» What this task involves: Transcribe the listing exactly, leaving out every picture.

-------- Stored rows

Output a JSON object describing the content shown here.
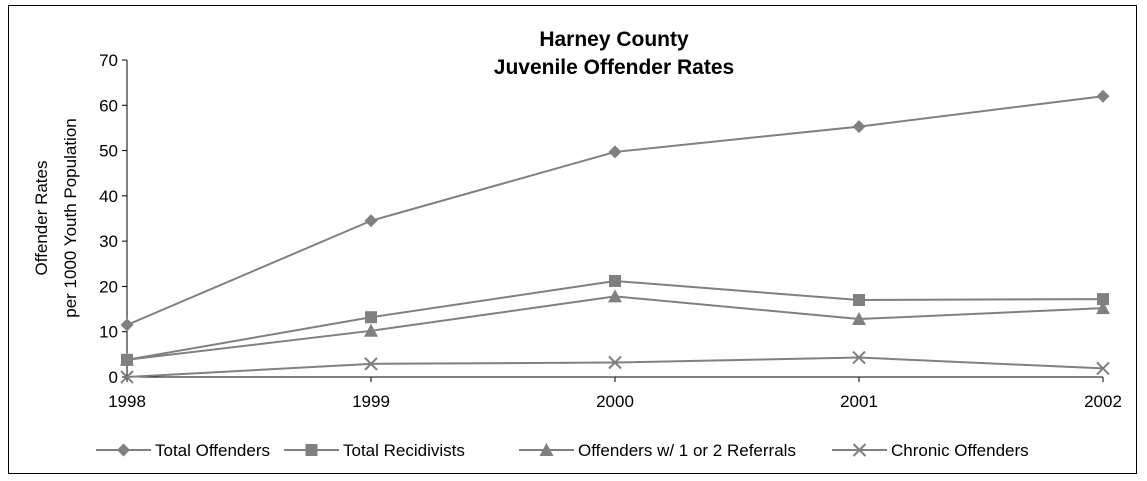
{
  "chart_data": {
    "type": "line",
    "title_line1": "Harney County",
    "title_line2": "Juvenile Offender Rates",
    "ylabel_line1": "Offender Rates",
    "ylabel_line2": "per 1000 Youth Population",
    "xlabel": "",
    "x": [
      "1998",
      "1999",
      "2000",
      "2001",
      "2002"
    ],
    "ylim": [
      0,
      70
    ],
    "yticks": [
      "0",
      "10",
      "20",
      "30",
      "40",
      "50",
      "60",
      "70"
    ],
    "grid": false,
    "legend_position": "bottom",
    "line_color": "#808080",
    "series": [
      {
        "name": "Total Offenders",
        "marker": "diamond",
        "values": [
          11.5,
          34.5,
          49.7,
          55.3,
          62.0
        ]
      },
      {
        "name": "Total Recidivists",
        "marker": "square",
        "values": [
          3.8,
          13.2,
          21.2,
          17.0,
          17.2
        ]
      },
      {
        "name": "Offenders w/ 1 or 2 Referrals",
        "marker": "triangle",
        "values": [
          3.8,
          10.2,
          17.8,
          12.8,
          15.2
        ]
      },
      {
        "name": "Chronic Offenders",
        "marker": "x",
        "values": [
          0.0,
          2.9,
          3.2,
          4.3,
          1.9
        ]
      }
    ]
  }
}
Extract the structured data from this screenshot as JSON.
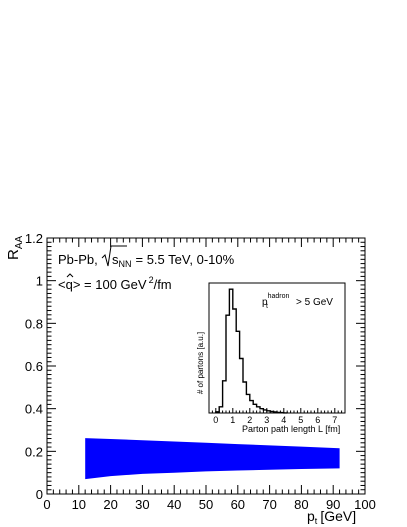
{
  "chart_data": [
    {
      "type": "area",
      "ylabel_main": "R",
      "ylabel_sub": "AA",
      "xlabel_main": "p",
      "xlabel_sub": "t",
      "xlabel_unit": "[GeV]",
      "xlim": [
        0,
        100
      ],
      "ylim": [
        0,
        1.2
      ],
      "xticks": [
        "0",
        "10",
        "20",
        "30",
        "40",
        "50",
        "60",
        "70",
        "80",
        "90",
        "100"
      ],
      "yticks": [
        "0",
        "0.2",
        "0.4",
        "0.6",
        "0.8",
        "1",
        "1.2"
      ],
      "grid": false,
      "annotation1": {
        "prefix": "Pb-Pb,",
        "s": "s",
        "sub": "NN",
        "rest": "= 5.5 TeV, 0-10%"
      },
      "annotation2": {
        "lhs": "<",
        "q": "q",
        "rhs": "> = 100 GeV",
        "sup": "2",
        "unit": "/fm"
      },
      "band": {
        "x": [
          12,
          20,
          30,
          40,
          50,
          60,
          70,
          80,
          92
        ],
        "upper": [
          0.262,
          0.258,
          0.252,
          0.246,
          0.24,
          0.234,
          0.228,
          0.222,
          0.214
        ],
        "lower": [
          0.07,
          0.084,
          0.094,
          0.1,
          0.106,
          0.11,
          0.114,
          0.117,
          0.12
        ],
        "color": "#0000ff"
      }
    },
    {
      "type": "line",
      "xlabel": "Parton path length L [fm]",
      "ylabel": "# of partons [a.u.]",
      "xlim": [
        -0.4,
        7.6
      ],
      "ylim": [
        0,
        1.05
      ],
      "xticks": [
        "0",
        "1",
        "2",
        "3",
        "4",
        "5",
        "6",
        "7"
      ],
      "label_p": "p",
      "label_sup": "hadron",
      "label_sub": "t",
      "label_rest": "> 5 GeV",
      "bin_width": 0.2,
      "x": [
        0.0,
        0.2,
        0.4,
        0.6,
        0.8,
        1.0,
        1.2,
        1.4,
        1.6,
        1.8,
        2.0,
        2.2,
        2.4,
        2.6,
        2.8,
        3.0,
        3.2,
        3.4,
        3.6,
        3.8,
        4.0
      ],
      "values": [
        0.01,
        0.05,
        0.26,
        0.79,
        1.0,
        0.84,
        0.66,
        0.44,
        0.25,
        0.15,
        0.1,
        0.07,
        0.05,
        0.035,
        0.025,
        0.018,
        0.012,
        0.008,
        0.005,
        0.003,
        0.001
      ]
    }
  ]
}
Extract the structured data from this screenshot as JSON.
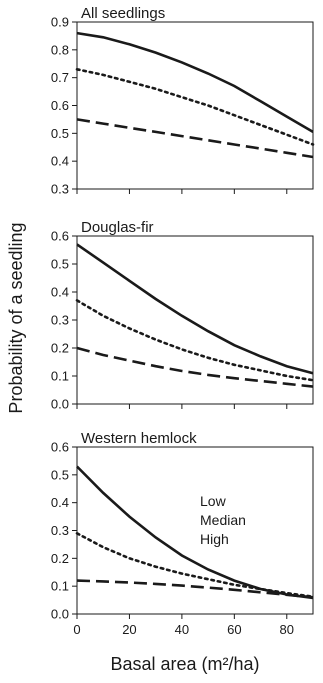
{
  "chart_data": {
    "type": "line",
    "xlabel": "Basal area (m²/ha)",
    "ylabel": "Probability of a seedling",
    "x_ticks": [
      "0",
      "20",
      "40",
      "60",
      "80"
    ],
    "xlim": [
      0,
      90
    ],
    "x": [
      0,
      10,
      20,
      30,
      40,
      50,
      60,
      70,
      80,
      90
    ],
    "legend": [
      "Low",
      "Median",
      "High"
    ],
    "series_styles": [
      "dashed",
      "dotted",
      "solid"
    ],
    "panels": [
      {
        "title": "All seedlings",
        "ylim": [
          0.3,
          0.9
        ],
        "y_ticks": [
          "0.3",
          "0.4",
          "0.5",
          "0.6",
          "0.7",
          "0.8",
          "0.9"
        ],
        "series": [
          {
            "style": "dashed",
            "values": [
              0.55,
              0.535,
              0.52,
              0.505,
              0.49,
              0.475,
              0.46,
              0.445,
              0.43,
              0.415
            ]
          },
          {
            "style": "dotted",
            "values": [
              0.73,
              0.71,
              0.685,
              0.66,
              0.63,
              0.6,
              0.565,
              0.53,
              0.495,
              0.46
            ]
          },
          {
            "style": "solid",
            "values": [
              0.86,
              0.845,
              0.82,
              0.79,
              0.755,
              0.715,
              0.67,
              0.615,
              0.56,
              0.505
            ]
          }
        ]
      },
      {
        "title": "Douglas-fir",
        "ylim": [
          0.0,
          0.6
        ],
        "y_ticks": [
          "0.0",
          "0.1",
          "0.2",
          "0.3",
          "0.4",
          "0.5",
          "0.6"
        ],
        "series": [
          {
            "style": "dashed",
            "values": [
              0.2,
              0.175,
              0.155,
              0.135,
              0.118,
              0.104,
              0.092,
              0.082,
              0.072,
              0.062
            ]
          },
          {
            "style": "dotted",
            "values": [
              0.37,
              0.315,
              0.27,
              0.23,
              0.195,
              0.165,
              0.14,
              0.12,
              0.1,
              0.085
            ]
          },
          {
            "style": "solid",
            "values": [
              0.57,
              0.505,
              0.44,
              0.375,
              0.315,
              0.26,
              0.21,
              0.17,
              0.135,
              0.11
            ]
          }
        ]
      },
      {
        "title": "Western hemlock",
        "ylim": [
          0.0,
          0.6
        ],
        "y_ticks": [
          "0.0",
          "0.1",
          "0.2",
          "0.3",
          "0.4",
          "0.5",
          "0.6"
        ],
        "series": [
          {
            "style": "dashed",
            "values": [
              0.12,
              0.117,
              0.113,
              0.108,
              0.102,
              0.095,
              0.087,
              0.078,
              0.069,
              0.06
            ]
          },
          {
            "style": "dotted",
            "values": [
              0.29,
              0.24,
              0.2,
              0.17,
              0.145,
              0.125,
              0.105,
              0.09,
              0.075,
              0.062
            ]
          },
          {
            "style": "solid",
            "values": [
              0.53,
              0.435,
              0.35,
              0.275,
              0.21,
              0.16,
              0.12,
              0.09,
              0.07,
              0.058
            ]
          }
        ]
      }
    ]
  }
}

----------------

» Correct result:
Output a JSON object describing the content shown here.
{
  "chart_data": {
    "type": "line",
    "title_line1": "Harney County",
    "title_line2": "Juvenile Offender Rates",
    "ylabel_line1": "Offender Rates",
    "ylabel_line2": "per 1000 Youth Population",
    "xlabel": "",
    "x": [
      "1998",
      "1999",
      "2000",
      "2001",
      "2002"
    ],
    "ylim": [
      0,
      70
    ],
    "yticks": [
      "0",
      "10",
      "20",
      "30",
      "40",
      "50",
      "60",
      "70"
    ],
    "grid": false,
    "legend_position": "bottom",
    "line_color": "#808080",
    "series": [
      {
        "name": "Total Offenders",
        "marker": "diamond",
        "values": [
          11.5,
          34.5,
          49.7,
          55.3,
          62.0
        ]
      },
      {
        "name": "Total Recidivists",
        "marker": "square",
        "values": [
          3.8,
          13.2,
          21.2,
          17.0,
          17.2
        ]
      },
      {
        "name": "Offenders w/ 1 or 2 Referrals",
        "marker": "triangle",
        "values": [
          3.8,
          10.2,
          17.8,
          12.8,
          15.2
        ]
      },
      {
        "name": "Chronic Offenders",
        "marker": "x",
        "values": [
          0.0,
          2.9,
          3.2,
          4.3,
          1.9
        ]
      }
    ]
  }
}
Extract the structured data from this screenshot as JSON.
{
  "chart_data": [
    {
      "type": "area",
      "ylabel_main": "R",
      "ylabel_sub": "AA",
      "xlabel_main": "p",
      "xlabel_sub": "t",
      "xlabel_unit": "[GeV]",
      "xlim": [
        0,
        100
      ],
      "ylim": [
        0,
        1.2
      ],
      "xticks": [
        "0",
        "10",
        "20",
        "30",
        "40",
        "50",
        "60",
        "70",
        "80",
        "90",
        "100"
      ],
      "yticks": [
        "0",
        "0.2",
        "0.4",
        "0.6",
        "0.8",
        "1",
        "1.2"
      ],
      "grid": false,
      "annotation1": {
        "prefix": "Pb-Pb,",
        "s": "s",
        "sub": "NN",
        "rest": "= 5.5 TeV, 0-10%"
      },
      "annotation2": {
        "lhs": "<",
        "q": "q",
        "rhs": "> = 100 GeV",
        "sup": "2",
        "unit": "/fm"
      },
      "band": {
        "x": [
          12,
          20,
          30,
          40,
          50,
          60,
          70,
          80,
          92
        ],
        "upper": [
          0.262,
          0.258,
          0.252,
          0.246,
          0.24,
          0.234,
          0.228,
          0.222,
          0.214
        ],
        "lower": [
          0.07,
          0.084,
          0.094,
          0.1,
          0.106,
          0.11,
          0.114,
          0.117,
          0.12
        ],
        "color": "#0000ff"
      }
    },
    {
      "type": "line",
      "xlabel": "Parton path length L [fm]",
      "ylabel": "# of partons [a.u.]",
      "xlim": [
        -0.4,
        7.6
      ],
      "ylim": [
        0,
        1.05
      ],
      "xticks": [
        "0",
        "1",
        "2",
        "3",
        "4",
        "5",
        "6",
        "7"
      ],
      "label_p": "p",
      "label_sup": "hadron",
      "label_sub": "t",
      "label_rest": "> 5 GeV",
      "bin_width": 0.2,
      "x": [
        0.0,
        0.2,
        0.4,
        0.6,
        0.8,
        1.0,
        1.2,
        1.4,
        1.6,
        1.8,
        2.0,
        2.2,
        2.4,
        2.6,
        2.8,
        3.0,
        3.2,
        3.4,
        3.6,
        3.8,
        4.0
      ],
      "values": [
        0.01,
        0.05,
        0.26,
        0.79,
        1.0,
        0.84,
        0.66,
        0.44,
        0.25,
        0.15,
        0.1,
        0.07,
        0.05,
        0.035,
        0.025,
        0.018,
        0.012,
        0.008,
        0.005,
        0.003,
        0.001
      ]
    }
  ]
}
Extract the structured data from this screenshot as JSON.
{
  "chart_data": {
    "type": "line",
    "xlabel": "Basal area (m²/ha)",
    "ylabel": "Probability of a seedling",
    "x_ticks": [
      "0",
      "20",
      "40",
      "60",
      "80"
    ],
    "xlim": [
      0,
      90
    ],
    "x": [
      0,
      10,
      20,
      30,
      40,
      50,
      60,
      70,
      80,
      90
    ],
    "legend": [
      "Low",
      "Median",
      "High"
    ],
    "series_styles": [
      "dashed",
      "dotted",
      "solid"
    ],
    "panels": [
      {
        "title": "All seedlings",
        "ylim": [
          0.3,
          0.9
        ],
        "y_ticks": [
          "0.3",
          "0.4",
          "0.5",
          "0.6",
          "0.7",
          "0.8",
          "0.9"
        ],
        "series": [
          {
            "style": "dashed",
            "values": [
              0.55,
              0.535,
              0.52,
              0.505,
              0.49,
              0.475,
              0.46,
              0.445,
              0.43,
              0.415
            ]
          },
          {
            "style": "dotted",
            "values": [
              0.73,
              0.71,
              0.685,
              0.66,
              0.63,
              0.6,
              0.565,
              0.53,
              0.495,
              0.46
            ]
          },
          {
            "style": "solid",
            "values": [
              0.86,
              0.845,
              0.82,
              0.79,
              0.755,
              0.715,
              0.67,
              0.615,
              0.56,
              0.505
            ]
          }
        ]
      },
      {
        "title": "Douglas-fir",
        "ylim": [
          0.0,
          0.6
        ],
        "y_ticks": [
          "0.0",
          "0.1",
          "0.2",
          "0.3",
          "0.4",
          "0.5",
          "0.6"
        ],
        "series": [
          {
            "style": "dashed",
            "values": [
              0.2,
              0.175,
              0.155,
              0.135,
              0.118,
              0.104,
              0.092,
              0.082,
              0.072,
              0.062
            ]
          },
          {
            "style": "dotted",
            "values": [
              0.37,
              0.315,
              0.27,
              0.23,
              0.195,
              0.165,
              0.14,
              0.12,
              0.1,
              0.085
            ]
          },
          {
            "style": "solid",
            "values": [
              0.57,
              0.505,
              0.44,
              0.375,
              0.315,
              0.26,
              0.21,
              0.17,
              0.135,
              0.11
            ]
          }
        ]
      },
      {
        "title": "Western hemlock",
        "ylim": [
          0.0,
          0.6
        ],
        "y_ticks": [
          "0.0",
          "0.1",
          "0.2",
          "0.3",
          "0.4",
          "0.5",
          "0.6"
        ],
        "series": [
          {
            "style": "dashed",
            "values": [
              0.12,
              0.117,
              0.113,
              0.108,
              0.102,
              0.095,
              0.087,
              0.078,
              0.069,
              0.06
            ]
          },
          {
            "style": "dotted",
            "values": [
              0.29,
              0.24,
              0.2,
              0.17,
              0.145,
              0.125,
              0.105,
              0.09,
              0.075,
              0.062
            ]
          },
          {
            "style": "solid",
            "values": [
              0.53,
              0.435,
              0.35,
              0.275,
              0.21,
              0.16,
              0.12,
              0.09,
              0.07,
              0.058
            ]
          }
        ]
      }
    ]
  }
}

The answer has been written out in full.